WHAT IS ASKED:
Show every line of the records below that contains the word "content".

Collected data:

══════════

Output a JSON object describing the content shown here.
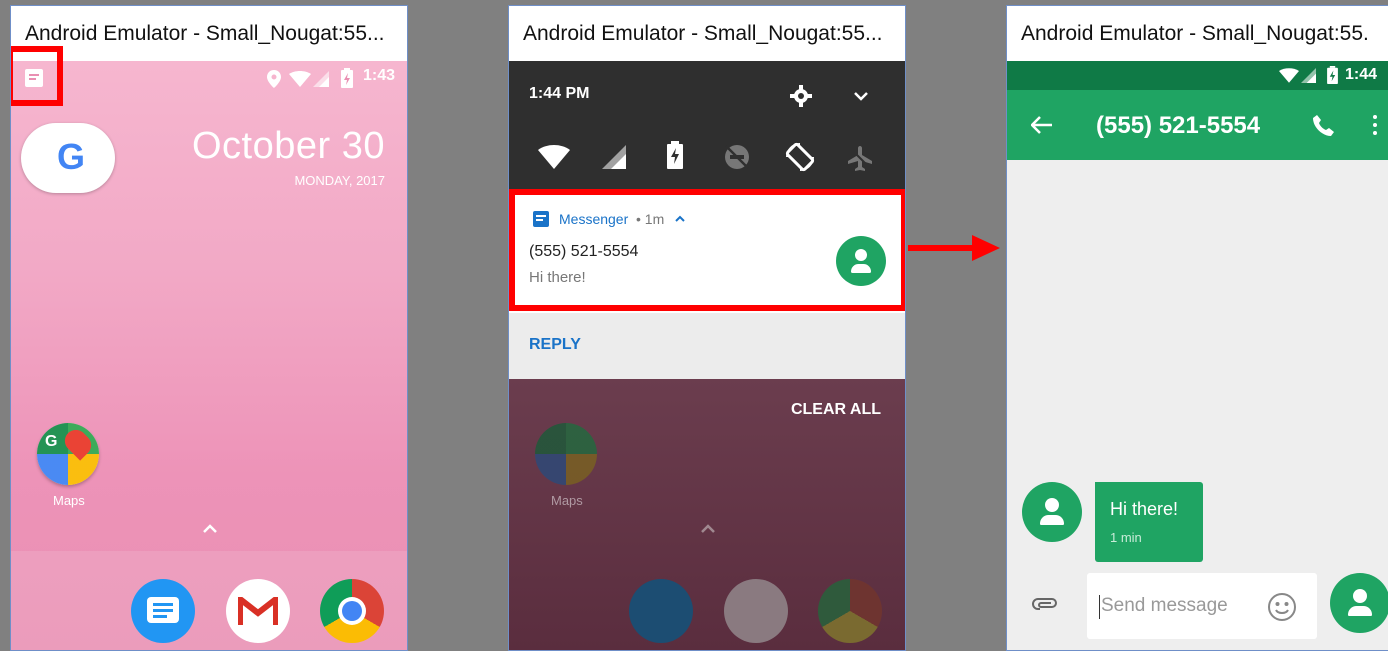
{
  "windows": [
    {
      "title": "Android Emulator - Small_Nougat:55...",
      "status_time": "1:43",
      "date": "October 30",
      "day": "MONDAY, 2017",
      "app_label": "Maps"
    },
    {
      "title": "Android Emulator - Small_Nougat:55...",
      "shade_time": "1:44 PM",
      "notification": {
        "app": "Messenger",
        "meta": "• 1m",
        "sender": "(555) 521-5554",
        "message": "Hi there!",
        "reply": "REPLY",
        "clear_all": "CLEAR ALL"
      },
      "app_label": "Maps"
    },
    {
      "title": "Android Emulator - Small_Nougat:55.",
      "status_time": "1:44",
      "conversation_title": "(555) 521-5554",
      "bubble_text": "Hi there!",
      "bubble_time": "1 min",
      "compose_placeholder": "Send message"
    }
  ],
  "colors": {
    "accent_red": "#ff0000",
    "messenger_green": "#1fa463",
    "messenger_dark_green": "#0f7a46",
    "link_blue": "#1a73c8"
  }
}
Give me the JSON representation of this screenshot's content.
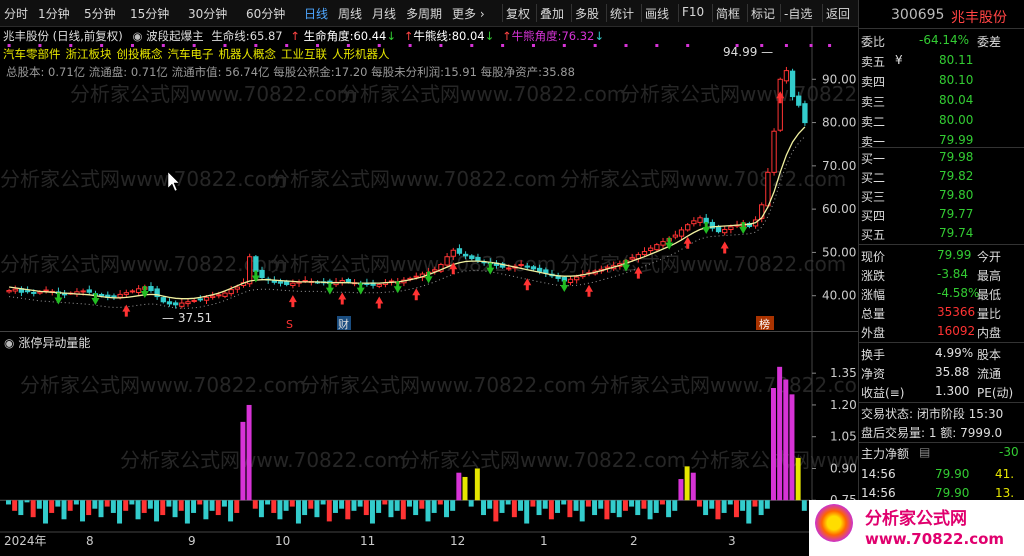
{
  "toolbar": {
    "periods": [
      "分时",
      "1分钟",
      "5分钟",
      "15分钟",
      "30分钟",
      "60分钟",
      "日线",
      "周线",
      "月线",
      "多周期",
      "更多 ›"
    ],
    "active_period": "日线",
    "tools": [
      "复权",
      "叠加",
      "多股",
      "统计",
      "画线",
      "F10",
      "简框",
      "标记",
      "-自选",
      "返回"
    ]
  },
  "info": {
    "title": "兆丰股份 (日线,前复权)",
    "indicator_name": "波段起爆主",
    "life_line_label": "生命线:",
    "life_line_value": "65.87",
    "life_angle_label": "生命角度:",
    "life_angle_value": "60.44",
    "bull_line_label": "牛熊线:",
    "bull_line_value": "80.04",
    "bull_angle_label": "牛熊角度:",
    "bull_angle_value": "76.32",
    "concepts": [
      "汽车零部件",
      "浙江板块",
      "创投概念",
      "汽车电子",
      "机器人概念",
      "工业互联",
      "人形机器人"
    ],
    "fundamentals": "总股本: 0.71亿  流通盘: 0.71亿  流通市值: 56.74亿  每股公积金:17.20  每股未分利润:15.91  每股净资产:35.88"
  },
  "watermark": "分析家公式网www.70822.com",
  "price_labels": {
    "high": "94.99",
    "low": "37.51"
  },
  "chart_markers": {
    "s": "S",
    "cai": "财",
    "bang": "榜"
  },
  "chart_data": [
    {
      "type": "candlestick",
      "y_ticks": [
        "90.00",
        "80.00",
        "70.00",
        "60.00",
        "50.00",
        "40.00"
      ],
      "ylim": [
        33,
        100
      ],
      "x_ticks": [
        "2024年",
        "8",
        "9",
        "10",
        "11",
        "12",
        "1",
        "2",
        "3"
      ],
      "close": [
        41.2,
        41.5,
        40.8,
        41.0,
        40.6,
        40.9,
        41.3,
        41.0,
        40.5,
        40.2,
        40.6,
        40.9,
        41.1,
        40.8,
        40.4,
        40.0,
        39.6,
        39.9,
        40.3,
        40.7,
        41.1,
        41.6,
        42.0,
        41.2,
        39.8,
        38.6,
        38.1,
        37.9,
        38.3,
        38.6,
        38.9,
        39.2,
        39.6,
        39.9,
        40.2,
        40.6,
        41.4,
        42.0,
        43.0,
        49.0,
        45.6,
        44.2,
        43.6,
        43.1,
        42.9,
        42.6,
        42.9,
        43.2,
        43.5,
        43.3,
        43.1,
        43.0,
        42.8,
        43.1,
        43.5,
        43.2,
        43.0,
        42.8,
        42.6,
        42.4,
        42.6,
        43.0,
        43.4,
        43.1,
        43.6,
        44.0,
        44.5,
        45.0,
        45.4,
        46.0,
        47.2,
        49.0,
        50.5,
        49.8,
        49.2,
        48.6,
        48.2,
        47.8,
        47.4,
        47.0,
        46.6,
        46.4,
        46.8,
        47.2,
        46.8,
        46.2,
        45.6,
        45.2,
        44.6,
        44.0,
        43.4,
        43.8,
        44.3,
        44.9,
        45.3,
        45.7,
        46.1,
        46.6,
        46.9,
        47.4,
        48.1,
        48.8,
        49.5,
        50.2,
        51.0,
        51.8,
        52.5,
        53.2,
        54.0,
        55.2,
        56.4,
        57.3,
        58.0,
        56.8,
        55.6,
        54.8,
        55.3,
        55.9,
        56.3,
        56.8,
        56.0,
        57.5,
        61.0,
        68.5,
        78.0,
        90.0,
        92.0,
        86.0,
        84.0,
        79.99
      ],
      "life_line": [
        42.0,
        41.8,
        41.6,
        41.4,
        41.2,
        41.0,
        40.9,
        40.8,
        40.7,
        40.6,
        40.5,
        40.4,
        40.3,
        40.2,
        40.0,
        39.8,
        39.6,
        39.5,
        39.5,
        39.6,
        39.8,
        40.0,
        40.2,
        40.3,
        40.2,
        39.9,
        39.6,
        39.4,
        39.3,
        39.3,
        39.4,
        39.6,
        39.9,
        40.2,
        40.6,
        41.1,
        41.7,
        42.3,
        42.9,
        43.4,
        43.6,
        43.7,
        43.7,
        43.6,
        43.5,
        43.4,
        43.3,
        43.2,
        43.2,
        43.2,
        43.2,
        43.1,
        43.0,
        43.0,
        43.0,
        43.0,
        42.9,
        42.9,
        42.9,
        42.9,
        42.9,
        43.0,
        43.1,
        43.2,
        43.4,
        43.7,
        44.0,
        44.4,
        44.9,
        45.4,
        46.0,
        46.6,
        47.2,
        47.6,
        47.9,
        48.0,
        48.0,
        47.9,
        47.7,
        47.5,
        47.2,
        46.9,
        46.6,
        46.3,
        46.0,
        45.7,
        45.4,
        45.1,
        44.8,
        44.6,
        44.5,
        44.5,
        44.6,
        44.8,
        45.1,
        45.4,
        45.8,
        46.2,
        46.6,
        47.0,
        47.5,
        48.0,
        48.5,
        49.0,
        49.6,
        50.2,
        50.8,
        51.4,
        52.1,
        52.9,
        53.8,
        54.6,
        55.3,
        55.7,
        55.9,
        56.0,
        56.1,
        56.2,
        56.3,
        56.4,
        56.5,
        56.9,
        58.0,
        60.5,
        64.0,
        68.5,
        72.5,
        75.5,
        77.5,
        79.0
      ]
    },
    {
      "type": "bar",
      "title": "涨停异动量能",
      "y_ticks": [
        "1.35",
        "1.20",
        "1.05",
        "0.90",
        "0.75"
      ],
      "ylim": [
        0.6,
        1.45
      ],
      "values": [
        0.73,
        0.7,
        0.68,
        0.74,
        0.67,
        0.71,
        0.64,
        0.69,
        0.72,
        0.66,
        0.7,
        0.73,
        0.65,
        0.68,
        0.71,
        0.67,
        0.72,
        0.69,
        0.64,
        0.7,
        0.73,
        0.66,
        0.69,
        0.71,
        0.65,
        0.68,
        0.72,
        0.67,
        0.7,
        0.64,
        0.69,
        0.73,
        0.66,
        0.7,
        0.68,
        0.72,
        0.65,
        0.69,
        1.12,
        1.2,
        0.71,
        0.67,
        0.73,
        0.69,
        0.66,
        0.7,
        0.72,
        0.64,
        0.68,
        0.71,
        0.67,
        0.73,
        0.65,
        0.69,
        0.71,
        0.66,
        0.7,
        0.72,
        0.68,
        0.64,
        0.69,
        0.73,
        0.67,
        0.7,
        0.66,
        0.72,
        0.68,
        0.71,
        0.65,
        0.69,
        0.73,
        0.67,
        0.7,
        0.88,
        0.86,
        0.72,
        0.9,
        0.68,
        0.71,
        0.65,
        0.69,
        0.73,
        0.67,
        0.7,
        0.64,
        0.72,
        0.68,
        0.71,
        0.66,
        0.69,
        0.73,
        0.67,
        0.7,
        0.65,
        0.72,
        0.68,
        0.71,
        0.66,
        0.69,
        0.67,
        0.7,
        0.72,
        0.68,
        0.71,
        0.66,
        0.69,
        0.73,
        0.67,
        0.7,
        0.85,
        0.91,
        0.88,
        0.72,
        0.68,
        0.71,
        0.66,
        0.69,
        0.73,
        0.67,
        0.7,
        0.64,
        0.72,
        0.68,
        0.71,
        1.28,
        1.38,
        1.32,
        1.25,
        0.95,
        0.7
      ]
    }
  ],
  "quote": {
    "code": "300695",
    "name": "兆丰股份",
    "webi_label": "委比",
    "webi_value": "-64.14%",
    "weicha_label": "委差",
    "sell": [
      {
        "label": "卖五",
        "mark": "¥",
        "price": "80.11"
      },
      {
        "label": "卖四",
        "mark": "",
        "price": "80.10"
      },
      {
        "label": "卖三",
        "mark": "",
        "price": "80.04"
      },
      {
        "label": "卖二",
        "mark": "",
        "price": "80.00"
      },
      {
        "label": "卖一",
        "mark": "",
        "price": "79.99"
      }
    ],
    "buy": [
      {
        "label": "买一",
        "price": "79.98"
      },
      {
        "label": "买二",
        "price": "79.82"
      },
      {
        "label": "买三",
        "price": "79.80"
      },
      {
        "label": "买四",
        "price": "79.77"
      },
      {
        "label": "买五",
        "price": "79.74"
      }
    ],
    "stats": [
      {
        "label": "现价",
        "value": "79.99",
        "tail": "今开",
        "color": "g"
      },
      {
        "label": "涨跌",
        "value": "-3.84",
        "tail": "最高",
        "color": "g"
      },
      {
        "label": "涨幅",
        "value": "-4.58%",
        "tail": "最低",
        "color": "g"
      },
      {
        "label": "总量",
        "value": "35366",
        "tail": "量比",
        "color": "r"
      },
      {
        "label": "外盘",
        "value": "16092",
        "tail": "内盘",
        "color": "r"
      }
    ],
    "stats2": [
      {
        "label": "换手",
        "value": "4.99%",
        "tail": "股本"
      },
      {
        "label": "净资",
        "value": "35.88",
        "tail": "流通"
      },
      {
        "label": "收益(≡)",
        "value": "1.300",
        "tail": "PE(动)"
      }
    ],
    "trade_status": "交易状态: 闭市阶段 15:30",
    "after_hours": "盘后交易量: 1  额: 7999.0",
    "main_net_label": "主力净额",
    "main_net_value": "-30",
    "ticks": [
      {
        "time": "14:56",
        "price": "79.90",
        "vol": "41."
      },
      {
        "time": "14:56",
        "price": "79.90",
        "vol": "13."
      }
    ]
  },
  "logo": {
    "title": "分析家公式网",
    "url": "www.70822.com"
  },
  "colors": {
    "up": "#ff3333",
    "down": "#33cccc",
    "green": "#22bb22",
    "yellow": "#e6e600",
    "magenta": "#d633d6",
    "life": "#f0f0a0"
  }
}
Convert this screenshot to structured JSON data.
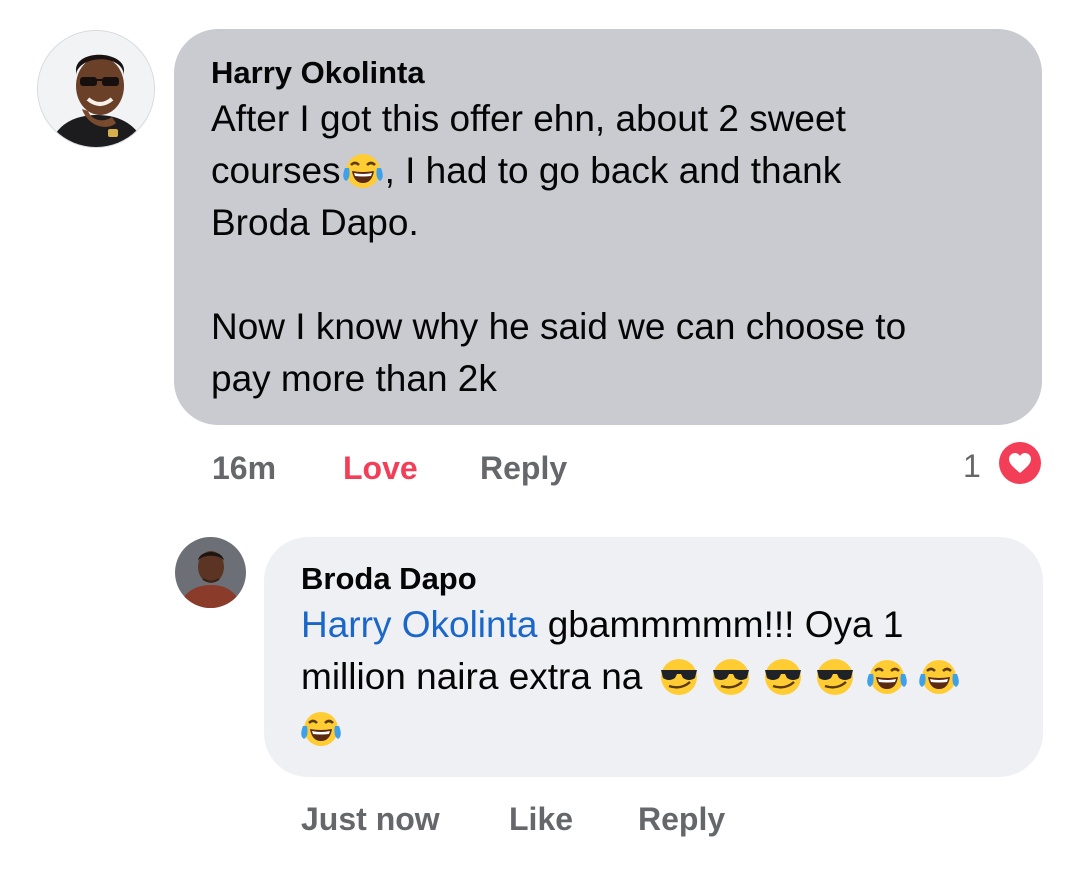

══════════

WORKED ANSWER:
Output a JSON object describing the content shown here.
Give me the JSON representation of this screenshot's content.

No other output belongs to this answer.